Data entries
** begin **

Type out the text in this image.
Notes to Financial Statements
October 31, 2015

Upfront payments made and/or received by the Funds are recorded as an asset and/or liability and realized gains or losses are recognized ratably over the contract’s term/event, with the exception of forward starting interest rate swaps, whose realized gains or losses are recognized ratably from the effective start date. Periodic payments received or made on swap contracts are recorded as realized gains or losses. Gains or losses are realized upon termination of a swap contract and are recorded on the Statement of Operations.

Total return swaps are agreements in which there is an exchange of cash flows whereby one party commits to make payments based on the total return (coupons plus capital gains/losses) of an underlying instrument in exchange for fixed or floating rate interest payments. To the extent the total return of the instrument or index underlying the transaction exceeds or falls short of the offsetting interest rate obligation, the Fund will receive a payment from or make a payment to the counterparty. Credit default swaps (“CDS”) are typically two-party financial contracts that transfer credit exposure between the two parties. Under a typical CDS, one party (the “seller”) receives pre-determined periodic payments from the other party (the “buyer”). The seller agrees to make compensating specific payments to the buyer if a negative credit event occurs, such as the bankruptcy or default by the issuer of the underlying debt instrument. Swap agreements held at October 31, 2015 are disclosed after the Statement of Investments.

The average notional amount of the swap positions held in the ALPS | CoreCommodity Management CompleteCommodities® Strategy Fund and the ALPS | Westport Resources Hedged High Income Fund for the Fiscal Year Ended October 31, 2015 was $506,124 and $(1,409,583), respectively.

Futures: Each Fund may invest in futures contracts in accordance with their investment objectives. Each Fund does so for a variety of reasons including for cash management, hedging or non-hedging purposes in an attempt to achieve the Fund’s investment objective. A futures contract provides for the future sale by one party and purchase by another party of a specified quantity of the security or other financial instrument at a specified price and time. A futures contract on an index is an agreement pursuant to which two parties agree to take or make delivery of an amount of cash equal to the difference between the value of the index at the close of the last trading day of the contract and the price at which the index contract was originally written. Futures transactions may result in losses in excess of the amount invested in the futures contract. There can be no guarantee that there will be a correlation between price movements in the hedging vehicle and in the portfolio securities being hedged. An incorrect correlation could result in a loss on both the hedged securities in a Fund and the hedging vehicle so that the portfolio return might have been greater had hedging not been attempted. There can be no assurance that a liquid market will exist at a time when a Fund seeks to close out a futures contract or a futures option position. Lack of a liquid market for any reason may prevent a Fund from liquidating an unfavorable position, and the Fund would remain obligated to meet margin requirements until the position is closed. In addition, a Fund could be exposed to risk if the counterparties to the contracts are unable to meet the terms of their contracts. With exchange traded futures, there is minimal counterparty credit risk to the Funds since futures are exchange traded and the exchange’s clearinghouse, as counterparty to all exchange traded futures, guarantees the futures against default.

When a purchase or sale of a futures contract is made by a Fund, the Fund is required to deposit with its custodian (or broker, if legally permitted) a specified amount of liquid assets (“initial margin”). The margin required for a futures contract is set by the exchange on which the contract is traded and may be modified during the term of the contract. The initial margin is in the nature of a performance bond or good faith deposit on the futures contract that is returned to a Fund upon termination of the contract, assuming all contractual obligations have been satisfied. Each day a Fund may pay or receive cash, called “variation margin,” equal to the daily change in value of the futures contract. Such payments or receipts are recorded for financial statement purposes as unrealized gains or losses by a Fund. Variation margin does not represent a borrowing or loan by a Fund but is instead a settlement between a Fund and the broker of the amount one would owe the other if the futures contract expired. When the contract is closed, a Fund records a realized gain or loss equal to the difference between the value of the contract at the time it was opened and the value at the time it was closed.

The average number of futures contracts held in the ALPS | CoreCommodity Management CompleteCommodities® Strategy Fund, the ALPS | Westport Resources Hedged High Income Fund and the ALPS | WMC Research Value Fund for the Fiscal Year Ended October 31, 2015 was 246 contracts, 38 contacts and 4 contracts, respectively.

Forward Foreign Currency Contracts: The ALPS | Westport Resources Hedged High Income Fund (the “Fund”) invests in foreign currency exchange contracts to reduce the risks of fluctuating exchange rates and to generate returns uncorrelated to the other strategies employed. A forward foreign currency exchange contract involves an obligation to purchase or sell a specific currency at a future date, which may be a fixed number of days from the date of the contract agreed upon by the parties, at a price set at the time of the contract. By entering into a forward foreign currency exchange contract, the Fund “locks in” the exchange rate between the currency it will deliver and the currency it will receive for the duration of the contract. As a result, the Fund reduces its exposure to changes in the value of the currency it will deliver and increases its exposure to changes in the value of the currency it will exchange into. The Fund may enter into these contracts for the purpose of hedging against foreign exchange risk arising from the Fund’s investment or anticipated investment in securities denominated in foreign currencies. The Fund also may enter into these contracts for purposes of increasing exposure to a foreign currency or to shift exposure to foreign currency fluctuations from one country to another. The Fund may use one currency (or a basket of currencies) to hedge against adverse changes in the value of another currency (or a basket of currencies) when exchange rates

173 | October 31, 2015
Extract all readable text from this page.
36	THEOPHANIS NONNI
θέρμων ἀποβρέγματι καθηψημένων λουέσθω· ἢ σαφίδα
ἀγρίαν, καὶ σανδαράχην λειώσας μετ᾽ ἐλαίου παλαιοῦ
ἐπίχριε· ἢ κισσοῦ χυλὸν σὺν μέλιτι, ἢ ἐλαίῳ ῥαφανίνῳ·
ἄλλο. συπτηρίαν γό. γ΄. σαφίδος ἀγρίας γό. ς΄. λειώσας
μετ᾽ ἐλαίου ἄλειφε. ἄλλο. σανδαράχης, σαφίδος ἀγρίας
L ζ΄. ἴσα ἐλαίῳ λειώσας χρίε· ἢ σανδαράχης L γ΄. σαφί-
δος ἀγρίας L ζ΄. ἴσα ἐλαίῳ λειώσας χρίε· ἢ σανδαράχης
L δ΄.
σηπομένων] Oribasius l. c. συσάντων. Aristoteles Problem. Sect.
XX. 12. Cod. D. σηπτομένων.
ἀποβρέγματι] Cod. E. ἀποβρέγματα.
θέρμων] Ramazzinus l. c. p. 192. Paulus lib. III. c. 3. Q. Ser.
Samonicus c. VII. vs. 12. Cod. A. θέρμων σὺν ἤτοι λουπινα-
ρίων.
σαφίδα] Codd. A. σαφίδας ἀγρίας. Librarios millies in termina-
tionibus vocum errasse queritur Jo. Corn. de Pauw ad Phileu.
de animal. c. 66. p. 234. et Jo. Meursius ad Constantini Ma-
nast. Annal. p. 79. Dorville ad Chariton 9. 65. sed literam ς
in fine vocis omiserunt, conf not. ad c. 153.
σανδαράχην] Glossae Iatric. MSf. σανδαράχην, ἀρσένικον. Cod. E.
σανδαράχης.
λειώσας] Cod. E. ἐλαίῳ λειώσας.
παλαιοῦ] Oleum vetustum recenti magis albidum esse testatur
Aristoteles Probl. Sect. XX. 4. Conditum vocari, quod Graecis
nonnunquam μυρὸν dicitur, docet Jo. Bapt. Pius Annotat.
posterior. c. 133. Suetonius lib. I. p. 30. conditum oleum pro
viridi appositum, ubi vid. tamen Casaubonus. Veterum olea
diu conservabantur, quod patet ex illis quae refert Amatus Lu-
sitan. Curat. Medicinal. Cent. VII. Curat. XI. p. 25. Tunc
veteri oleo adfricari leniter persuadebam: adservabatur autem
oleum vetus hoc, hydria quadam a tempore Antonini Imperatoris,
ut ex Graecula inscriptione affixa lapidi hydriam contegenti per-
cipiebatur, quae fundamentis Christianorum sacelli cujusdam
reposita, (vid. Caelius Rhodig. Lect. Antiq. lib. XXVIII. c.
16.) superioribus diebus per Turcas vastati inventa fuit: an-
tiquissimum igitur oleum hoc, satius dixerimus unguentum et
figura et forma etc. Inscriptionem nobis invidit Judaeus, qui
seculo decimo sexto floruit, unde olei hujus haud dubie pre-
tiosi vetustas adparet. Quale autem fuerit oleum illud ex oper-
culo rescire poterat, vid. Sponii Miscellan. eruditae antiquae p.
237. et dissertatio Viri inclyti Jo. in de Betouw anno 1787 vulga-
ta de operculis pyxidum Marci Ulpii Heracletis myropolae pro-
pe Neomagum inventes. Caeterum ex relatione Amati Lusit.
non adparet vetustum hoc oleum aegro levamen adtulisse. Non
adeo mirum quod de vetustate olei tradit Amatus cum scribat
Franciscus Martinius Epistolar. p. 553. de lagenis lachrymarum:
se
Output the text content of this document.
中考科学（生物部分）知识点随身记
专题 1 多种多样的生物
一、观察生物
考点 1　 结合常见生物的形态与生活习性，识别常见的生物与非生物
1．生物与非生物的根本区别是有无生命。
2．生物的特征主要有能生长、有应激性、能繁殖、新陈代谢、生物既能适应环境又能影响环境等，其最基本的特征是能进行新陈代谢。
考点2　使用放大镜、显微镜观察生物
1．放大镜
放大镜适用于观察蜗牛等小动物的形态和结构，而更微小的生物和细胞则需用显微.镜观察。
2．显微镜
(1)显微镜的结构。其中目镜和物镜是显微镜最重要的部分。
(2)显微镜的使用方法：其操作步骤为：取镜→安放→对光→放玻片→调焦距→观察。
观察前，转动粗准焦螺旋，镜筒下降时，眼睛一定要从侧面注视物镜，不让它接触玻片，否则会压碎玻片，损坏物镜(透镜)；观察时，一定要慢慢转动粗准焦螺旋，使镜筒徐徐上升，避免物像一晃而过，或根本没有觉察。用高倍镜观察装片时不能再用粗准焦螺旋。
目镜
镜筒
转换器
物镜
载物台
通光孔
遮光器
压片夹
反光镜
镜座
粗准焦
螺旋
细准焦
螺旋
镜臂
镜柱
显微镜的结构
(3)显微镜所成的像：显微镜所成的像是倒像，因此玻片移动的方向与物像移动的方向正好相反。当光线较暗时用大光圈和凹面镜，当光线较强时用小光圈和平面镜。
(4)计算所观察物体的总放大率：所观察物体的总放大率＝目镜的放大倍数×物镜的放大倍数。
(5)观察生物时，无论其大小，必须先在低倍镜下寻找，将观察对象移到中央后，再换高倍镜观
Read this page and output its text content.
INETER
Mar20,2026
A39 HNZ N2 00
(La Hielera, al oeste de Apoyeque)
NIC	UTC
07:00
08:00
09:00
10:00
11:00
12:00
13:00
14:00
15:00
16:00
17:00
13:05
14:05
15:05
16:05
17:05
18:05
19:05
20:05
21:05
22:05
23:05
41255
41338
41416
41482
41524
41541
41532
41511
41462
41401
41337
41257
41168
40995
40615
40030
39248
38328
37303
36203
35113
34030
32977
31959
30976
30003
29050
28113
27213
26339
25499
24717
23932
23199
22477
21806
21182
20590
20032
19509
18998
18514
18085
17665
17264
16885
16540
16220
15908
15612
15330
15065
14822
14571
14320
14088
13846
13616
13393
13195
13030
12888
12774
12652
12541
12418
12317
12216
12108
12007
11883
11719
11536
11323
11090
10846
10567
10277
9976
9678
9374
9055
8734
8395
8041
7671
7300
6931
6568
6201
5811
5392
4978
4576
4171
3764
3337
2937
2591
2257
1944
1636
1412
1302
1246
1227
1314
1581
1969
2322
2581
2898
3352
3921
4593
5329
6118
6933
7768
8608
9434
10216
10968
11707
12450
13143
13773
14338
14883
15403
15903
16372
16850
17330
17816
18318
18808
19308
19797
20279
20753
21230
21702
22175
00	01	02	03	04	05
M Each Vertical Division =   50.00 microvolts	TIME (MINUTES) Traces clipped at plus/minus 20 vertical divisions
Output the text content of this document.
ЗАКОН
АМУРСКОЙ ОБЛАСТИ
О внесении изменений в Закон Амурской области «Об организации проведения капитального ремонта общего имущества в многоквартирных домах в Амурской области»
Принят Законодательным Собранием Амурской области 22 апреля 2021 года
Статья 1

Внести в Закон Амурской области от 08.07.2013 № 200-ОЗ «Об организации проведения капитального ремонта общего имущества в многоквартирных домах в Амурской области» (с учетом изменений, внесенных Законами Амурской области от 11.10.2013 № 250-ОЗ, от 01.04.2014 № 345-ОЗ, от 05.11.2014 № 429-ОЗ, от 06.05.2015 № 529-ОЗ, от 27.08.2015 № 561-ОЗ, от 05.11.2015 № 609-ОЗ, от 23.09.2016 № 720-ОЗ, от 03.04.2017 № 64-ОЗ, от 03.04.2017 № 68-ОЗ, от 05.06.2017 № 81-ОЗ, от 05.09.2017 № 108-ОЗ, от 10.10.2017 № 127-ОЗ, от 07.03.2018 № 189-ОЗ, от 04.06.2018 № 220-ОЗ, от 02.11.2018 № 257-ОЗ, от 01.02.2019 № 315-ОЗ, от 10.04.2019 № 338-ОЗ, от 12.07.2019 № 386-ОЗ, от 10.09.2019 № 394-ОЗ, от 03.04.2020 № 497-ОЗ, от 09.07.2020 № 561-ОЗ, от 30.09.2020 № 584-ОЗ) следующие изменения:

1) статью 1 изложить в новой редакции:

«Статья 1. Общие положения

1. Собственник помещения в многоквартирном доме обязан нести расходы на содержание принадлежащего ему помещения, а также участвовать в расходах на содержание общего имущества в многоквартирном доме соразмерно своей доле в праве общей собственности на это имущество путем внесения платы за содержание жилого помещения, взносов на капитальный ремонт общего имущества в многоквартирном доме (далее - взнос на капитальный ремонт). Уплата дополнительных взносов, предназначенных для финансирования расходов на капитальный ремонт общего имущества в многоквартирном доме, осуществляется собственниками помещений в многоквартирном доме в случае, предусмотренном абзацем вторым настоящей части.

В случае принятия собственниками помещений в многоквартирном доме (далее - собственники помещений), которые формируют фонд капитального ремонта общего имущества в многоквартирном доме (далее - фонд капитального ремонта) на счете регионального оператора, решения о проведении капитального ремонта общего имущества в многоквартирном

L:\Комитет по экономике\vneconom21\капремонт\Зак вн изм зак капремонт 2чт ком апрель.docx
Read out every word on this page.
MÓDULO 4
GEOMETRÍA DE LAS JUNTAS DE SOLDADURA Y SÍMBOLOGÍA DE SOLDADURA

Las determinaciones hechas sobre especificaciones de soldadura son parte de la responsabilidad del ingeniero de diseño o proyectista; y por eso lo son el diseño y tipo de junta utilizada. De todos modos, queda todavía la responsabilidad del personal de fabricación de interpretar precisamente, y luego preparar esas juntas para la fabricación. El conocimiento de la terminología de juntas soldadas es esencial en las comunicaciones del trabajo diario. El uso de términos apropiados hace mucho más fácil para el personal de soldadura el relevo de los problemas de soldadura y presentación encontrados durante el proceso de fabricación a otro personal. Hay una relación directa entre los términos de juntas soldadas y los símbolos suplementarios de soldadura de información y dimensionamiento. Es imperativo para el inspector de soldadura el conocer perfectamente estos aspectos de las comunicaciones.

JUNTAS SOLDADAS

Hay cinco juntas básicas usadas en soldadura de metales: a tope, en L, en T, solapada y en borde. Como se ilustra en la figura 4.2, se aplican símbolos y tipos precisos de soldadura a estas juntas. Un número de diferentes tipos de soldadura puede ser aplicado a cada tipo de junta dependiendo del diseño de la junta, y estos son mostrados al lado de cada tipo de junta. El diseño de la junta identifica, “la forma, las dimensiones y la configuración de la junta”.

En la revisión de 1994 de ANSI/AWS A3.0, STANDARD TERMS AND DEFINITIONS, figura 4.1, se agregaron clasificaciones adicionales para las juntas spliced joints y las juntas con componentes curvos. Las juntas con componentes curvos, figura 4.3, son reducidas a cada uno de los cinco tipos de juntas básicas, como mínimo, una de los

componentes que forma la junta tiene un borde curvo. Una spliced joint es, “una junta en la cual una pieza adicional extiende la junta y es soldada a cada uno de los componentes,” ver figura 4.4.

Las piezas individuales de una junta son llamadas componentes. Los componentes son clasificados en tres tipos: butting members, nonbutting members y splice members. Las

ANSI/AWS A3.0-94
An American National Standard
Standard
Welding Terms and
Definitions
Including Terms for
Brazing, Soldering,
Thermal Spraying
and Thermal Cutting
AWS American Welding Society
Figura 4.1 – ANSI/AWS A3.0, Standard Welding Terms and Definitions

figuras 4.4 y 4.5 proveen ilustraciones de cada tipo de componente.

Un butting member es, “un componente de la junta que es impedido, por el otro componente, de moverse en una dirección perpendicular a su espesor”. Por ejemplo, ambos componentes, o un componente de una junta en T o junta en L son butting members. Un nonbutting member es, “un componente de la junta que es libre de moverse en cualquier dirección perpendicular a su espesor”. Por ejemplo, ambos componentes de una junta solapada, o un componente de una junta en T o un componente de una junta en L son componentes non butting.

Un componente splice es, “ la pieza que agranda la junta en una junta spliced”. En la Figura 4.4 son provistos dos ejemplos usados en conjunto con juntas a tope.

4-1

** end **

● **Set problem**
In the records above, find each line that holds the word "this"; copy all such lines.

● **Reply**
Type out the text in this image.
Extract all readable text from this page.
Output the text content of this document.
Read this page and output its text content.
Output the text content of this document.
Read out every word on this page.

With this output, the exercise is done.